(Dataset records)
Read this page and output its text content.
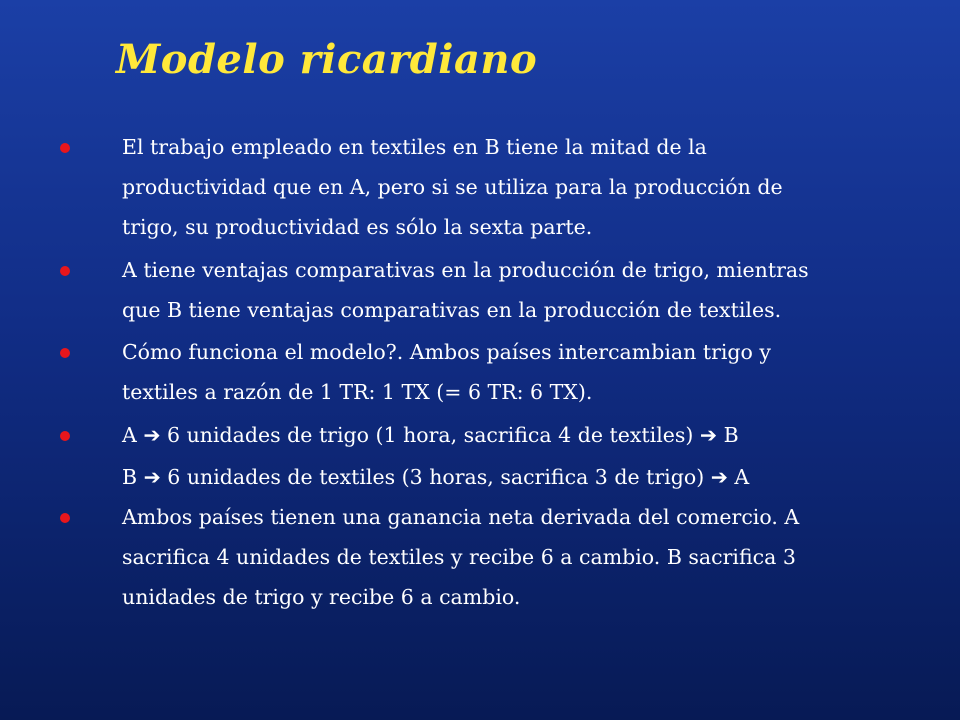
Modelo ricardiano
El trabajo empleado en textiles en B tiene la mitad de la
productividad que en A, pero si se utiliza para la producción de
trigo, su productividad es sólo la sexta parte.
A tiene ventajas comparativas en la producción de trigo, mientras
que B tiene ventajas comparativas en la producción de textiles.
Cómo funciona el modelo?. Ambos países intercambian trigo y
textiles a razón de 1 TR: 1 TX (= 6 TR: 6 TX).
A ➔ 6 unidades de trigo (1 hora, sacrifica 4 de textiles) ➔ B
B ➔ 6 unidades de textiles (3 horas, sacrifica 3 de trigo) ➔ A
Ambos países tienen una ganancia neta derivada del comercio. A
sacrifica 4 unidades de textiles y recibe 6 a cambio. B sacrifica 3
unidades de trigo y recibe 6 a cambio.
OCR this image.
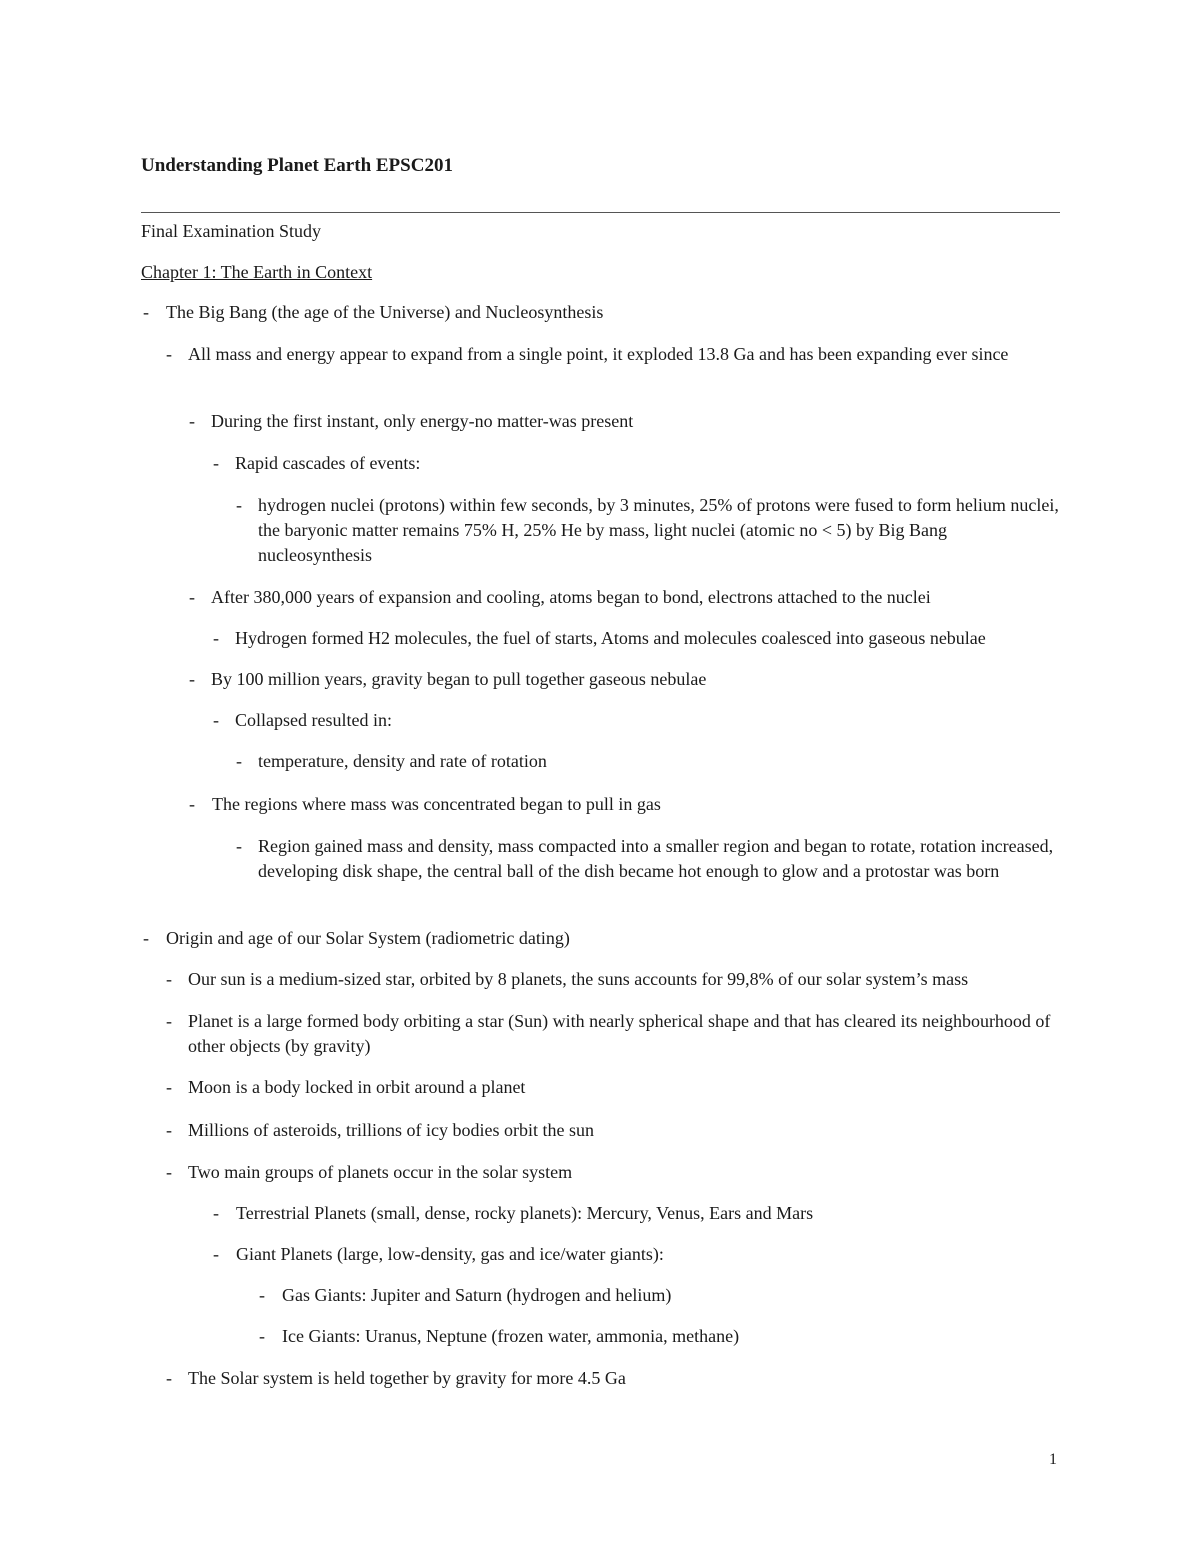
Understanding Planet Earth EPSC201

Final Examination Study

Chapter 1: The Earth in Context

- The Big Bang (the age of the Universe) and Nucleosynthesis
- All mass and energy appear to expand from a single point, it exploded 13.8 Ga and has been expanding ever since
- During the first instant, only energy-no matter-was present
- Rapid cascades of events:
- hydrogen nuclei (protons) within few seconds, by 3 minutes, 25% of protons were fused to form helium nuclei, the baryonic matter remains 75% H, 25% He by mass, light nuclei (atomic no < 5) by Big Bang nucleosynthesis
- After 380,000 years of expansion and cooling, atoms began to bond, electrons attached to the nuclei
- Hydrogen formed H2 molecules, the fuel of starts, Atoms and molecules coalesced into gaseous nebulae
- By 100 million years, gravity began to pull together gaseous nebulae
- Collapsed resulted in:
- temperature, density and rate of rotation
- The regions where mass was concentrated began to pull in gas
- Region gained mass and density, mass compacted into a smaller region and began to rotate, rotation increased, developing disk shape, the central ball of the dish became hot enough to glow and a protostar was born
- Origin and age of our Solar System (radiometric dating)
- Our sun is a medium-sized star, orbited by 8 planets, the suns accounts for 99,8% of our solar system’s mass
- Planet is a large formed body orbiting a star (Sun) with nearly spherical shape and that has cleared its neighbourhood of other objects (by gravity)
- Moon is a body locked in orbit around a planet
- Millions of asteroids, trillions of icy bodies orbit the sun
- Two main groups of planets occur in the solar system
- Terrestrial Planets (small, dense, rocky planets): Mercury, Venus, Ears and Mars
- Giant Planets (large, low-density, gas and ice/water giants):
- Gas Giants: Jupiter and Saturn (hydrogen and helium)
- Ice Giants: Uranus, Neptune (frozen water, ammonia, methane)
- The Solar system is held together by gravity for more 4.5 Ga
1
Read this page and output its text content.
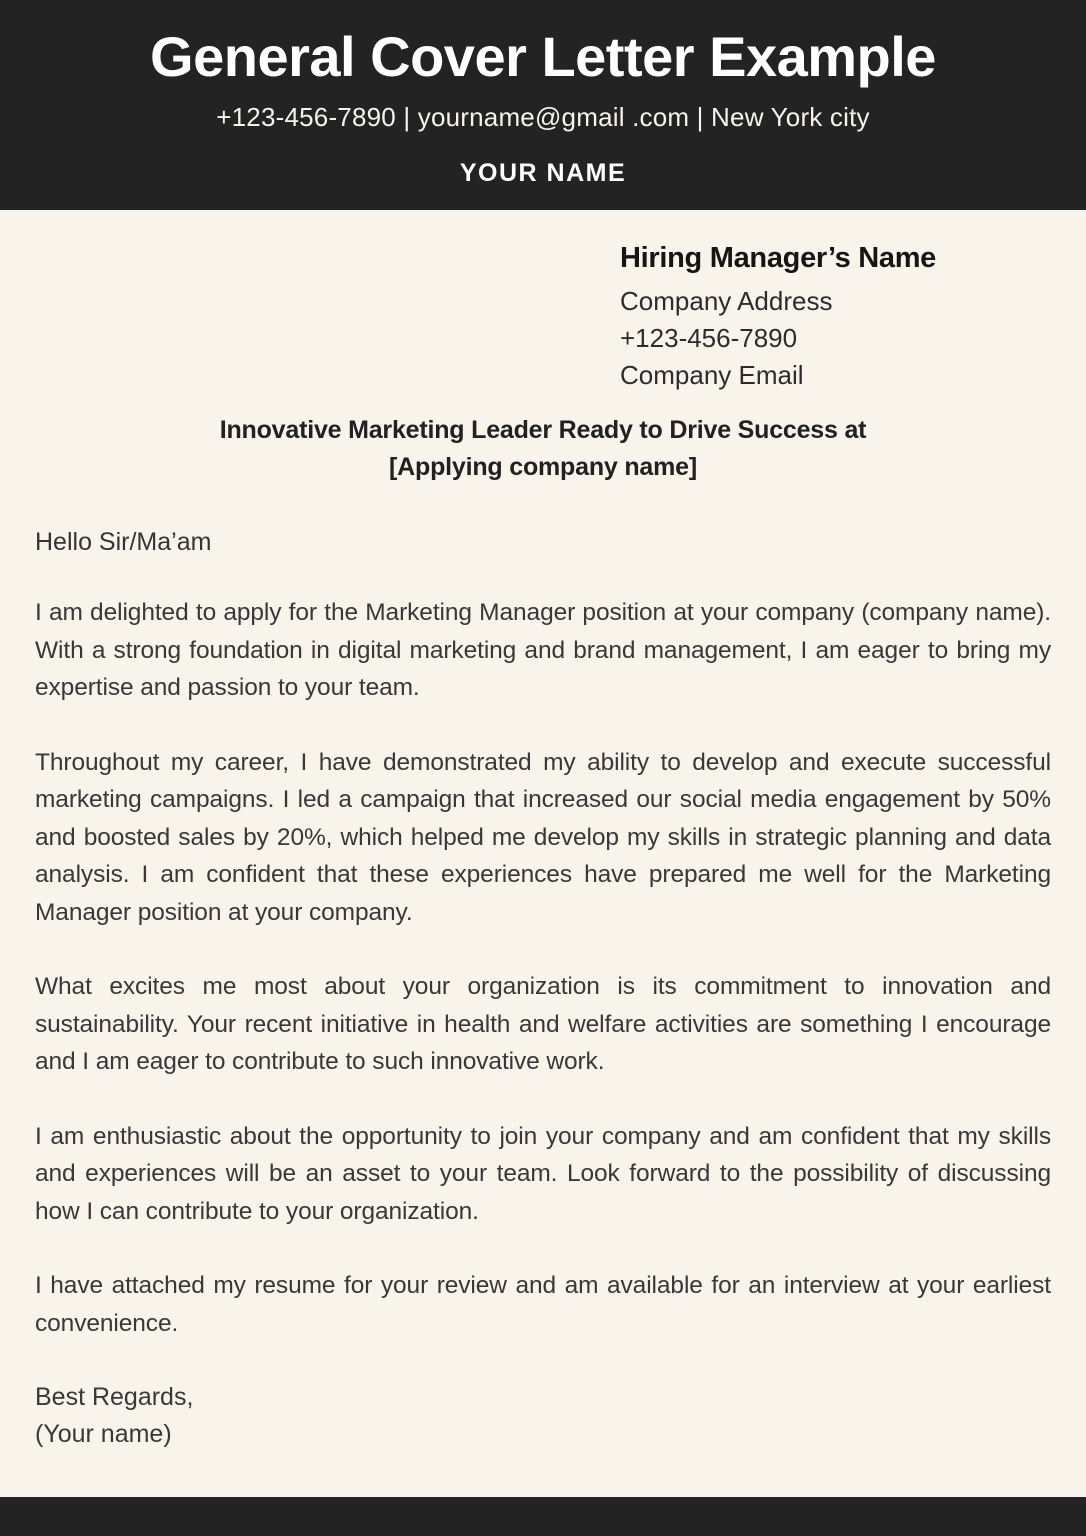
General Cover Letter Example
+123-456-7890 | yourname@gmail .com | New York city
YOUR NAME
Hiring Manager’s Name
Company Address
+123-456-7890
Company Email
Innovative Marketing Leader Ready to Drive Success at
[Applying company name]

Hello Sir/Ma’am

I am delighted to apply for the Marketing Manager position at your company (company name). With a strong foundation in digital marketing and brand management, I am eager to bring my expertise and passion to your team.

Throughout my career, I have demonstrated my ability to develop and execute successful marketing campaigns. I led a campaign that increased our social media engagement by 50% and boosted sales by 20%, which helped me develop my skills in strategic planning and data analysis. I am confident that these experiences have prepared me well for the Marketing Manager position at your company.

What excites me most about your organization is its commitment to innovation and sustainability. Your recent initiative in health and welfare activities are something I encourage and I am eager to contribute to such innovative work.

I am enthusiastic about the opportunity to join your company and am confident that my skills and experiences will be an asset to your team. Look forward to the possibility of discussing how I can contribute to your organization.

I have attached my resume for your review and am available for an interview at your earliest convenience.

Best Regards,

(Your name)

■ Exercise details
Write the material out again exactly as it appears, dropping the pictures.

■ Response to the task
Read this page and output its text content.
Modelo ricardiano
El trabajo empleado en textiles en B tiene la mitad de la
productividad que en A, pero si se utiliza para la producción de
trigo, su productividad es sólo la sexta parte.
A tiene ventajas comparativas en la producción de trigo, mientras
que B tiene ventajas comparativas en la producción de textiles.
Cómo funciona el modelo?. Ambos países intercambian trigo y
textiles a razón de 1 TR: 1 TX (= 6 TR: 6 TX).
A ➔ 6 unidades de trigo (1 hora, sacrifica 4 de textiles) ➔ B
B ➔ 6 unidades de textiles (3 horas, sacrifica 3 de trigo) ➔ A
Ambos países tienen una ganancia neta derivada del comercio. A
sacrifica 4 unidades de textiles y recibe 6 a cambio. B sacrifica 3
unidades de trigo y recibe 6 a cambio.
OCR this image.
Understanding Planet Earth EPSC201

Final Examination Study

Chapter 1: The Earth in Context

- The Big Bang (the age of the Universe) and Nucleosynthesis
- All mass and energy appear to expand from a single point, it exploded 13.8 Ga and has been expanding ever since
- During the first instant, only energy-no matter-was present
- Rapid cascades of events:
- hydrogen nuclei (protons) within few seconds, by 3 minutes, 25% of protons were fused to form helium nuclei, the baryonic matter remains 75% H, 25% He by mass, light nuclei (atomic no < 5) by Big Bang nucleosynthesis
- After 380,000 years of expansion and cooling, atoms began to bond, electrons attached to the nuclei
- Hydrogen formed H2 molecules, the fuel of starts, Atoms and molecules coalesced into gaseous nebulae
- By 100 million years, gravity began to pull together gaseous nebulae
- Collapsed resulted in:
- temperature, density and rate of rotation
- The regions where mass was concentrated began to pull in gas
- Region gained mass and density, mass compacted into a smaller region and began to rotate, rotation increased, developing disk shape, the central ball of the dish became hot enough to glow and a protostar was born
- Origin and age of our Solar System (radiometric dating)
- Our sun is a medium-sized star, orbited by 8 planets, the suns accounts for 99,8% of our solar system’s mass
- Planet is a large formed body orbiting a star (Sun) with nearly spherical shape and that has cleared its neighbourhood of other objects (by gravity)
- Moon is a body locked in orbit around a planet
- Millions of asteroids, trillions of icy bodies orbit the sun
- Two main groups of planets occur in the solar system
- Terrestrial Planets (small, dense, rocky planets): Mercury, Venus, Ears and Mars
- Giant Planets (large, low-density, gas and ice/water giants):
- Gas Giants: Jupiter and Saturn (hydrogen and helium)
- Ice Giants: Uranus, Neptune (frozen water, ammonia, methane)
- The Solar system is held together by gravity for more 4.5 Ga
1
Read this page and output its text content.
General Cover Letter Example
+123-456-7890 | yourname@gmail .com | New York city
YOUR NAME
Hiring Manager’s Name
Company Address
+123-456-7890
Company Email
Innovative Marketing Leader Ready to Drive Success at
[Applying company name]

Hello Sir/Ma’am

I am delighted to apply for the Marketing Manager position at your company (company name). With a strong foundation in digital marketing and brand management, I am eager to bring my expertise and passion to your team.

Throughout my career, I have demonstrated my ability to develop and execute successful marketing campaigns. I led a campaign that increased our social media engagement by 50% and boosted sales by 20%, which helped me develop my skills in strategic planning and data analysis. I am confident that these experiences have prepared me well for the Marketing Manager position at your company.

What excites me most about your organization is its commitment to innovation and sustainability. Your recent initiative in health and welfare activities are something I encourage and I am eager to contribute to such innovative work.

I am enthusiastic about the opportunity to join your company and am confident that my skills and experiences will be an asset to your team. Look forward to the possibility of discussing how I can contribute to your organization.

I have attached my resume for your review and am available for an interview at your earliest convenience.

Best Regards,

(Your name)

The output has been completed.